* _WHAT YOU WILL DO_: Wherever a line holds the word "теплоснабжающим", copy that line out.

* _THE INPUT_:
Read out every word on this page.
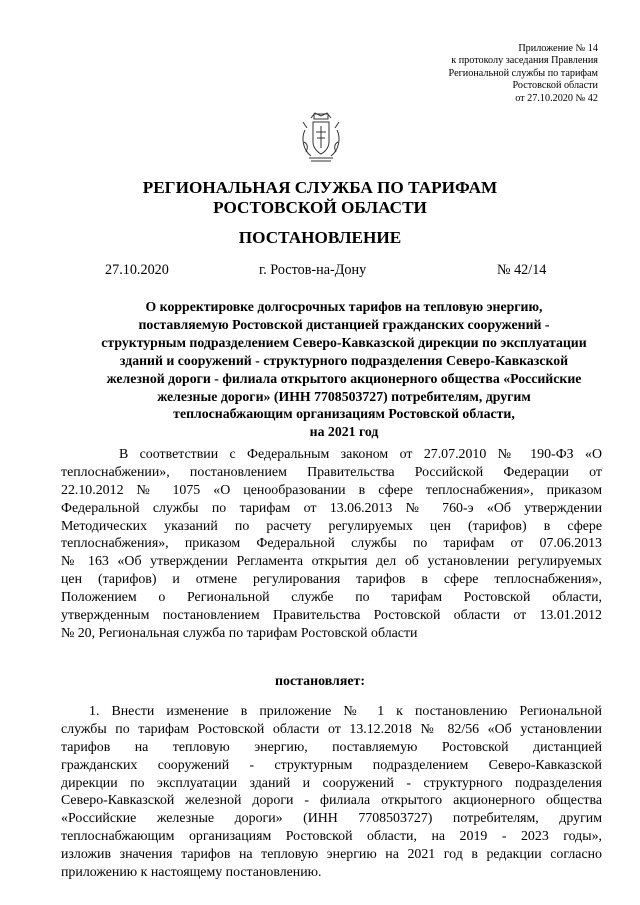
Приложение № 14
к протоколу заседания Правления
Региональной службы по тарифам
Ростовской области
от 27.10.2020 № 42
РЕГИОНАЛЬНАЯ СЛУЖБА ПО ТАРИФАМ
РОСТОВСКОЙ ОБЛАСТИ
ПОСТАНОВЛЕНИЕ
27.10.2020	г. Ростов-на-Дону	№ 42/14
О корректировке долгосрочных тарифов на тепловую энергию,
поставляемую Ростовской дистанцией гражданских сооружений -
структурным подразделением Северо-Кавказской дирекции по эксплуатации
зданий и сооружений - структурного подразделения Северо-Кавказской
железной дороги - филиала открытого акционерного общества «Российские
железные дороги» (ИНН 7708503727) потребителям, другим
теплоснабжающим организациям Ростовской области,
на 2021 год
В соответствии с Федеральным законом от 27.07.2010 № 190-ФЗ «О
теплоснабжении», постановлением Правительства Российской Федерации от
22.10.2012 № 1075 «О ценообразовании в сфере теплоснабжения», приказом
Федеральной службы по тарифам от 13.06.2013 № 760-э «Об утверждении
Методических указаний по расчету регулируемых цен (тарифов) в сфере
теплоснабжения», приказом Федеральной службы по тарифам от 07.06.2013
№ 163 «Об утверждении Регламента открытия дел об установлении регулируемых
цен (тарифов) и отмене регулирования тарифов в сфере теплоснабжения»,
Положением о Региональной службе по тарифам Ростовской области,
утвержденным постановлением Правительства Ростовской области от 13.01.2012
№ 20, Региональная служба по тарифам Ростовской области
постановляет:
1. Внести изменение в приложение № 1 к постановлению Региональной
службы по тарифам Ростовской области от 13.12.2018 № 82/56 «Об установлении
тарифов на тепловую энергию, поставляемую Ростовской дистанцией
гражданских сооружений - структурным подразделением Северо-Кавказской
дирекции по эксплуатации зданий и сооружений - структурного подразделения
Северо-Кавказской железной дороги - филиала открытого акционерного общества
«Российские железные дороги» (ИНН 7708503727) потребителям, другим
теплоснабжающим организациям Ростовской области, на 2019 - 2023 годы»,
изложив значения тарифов на тепловую энергию на 2021 год в редакции согласно
приложению к настоящему постановлению.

* _ANSWER TO THE EXERCISE_:
теплоснабжающим организациям Ростовской области,
теплоснабжающим организациям Ростовской области, на 2019 - 2023 годы»,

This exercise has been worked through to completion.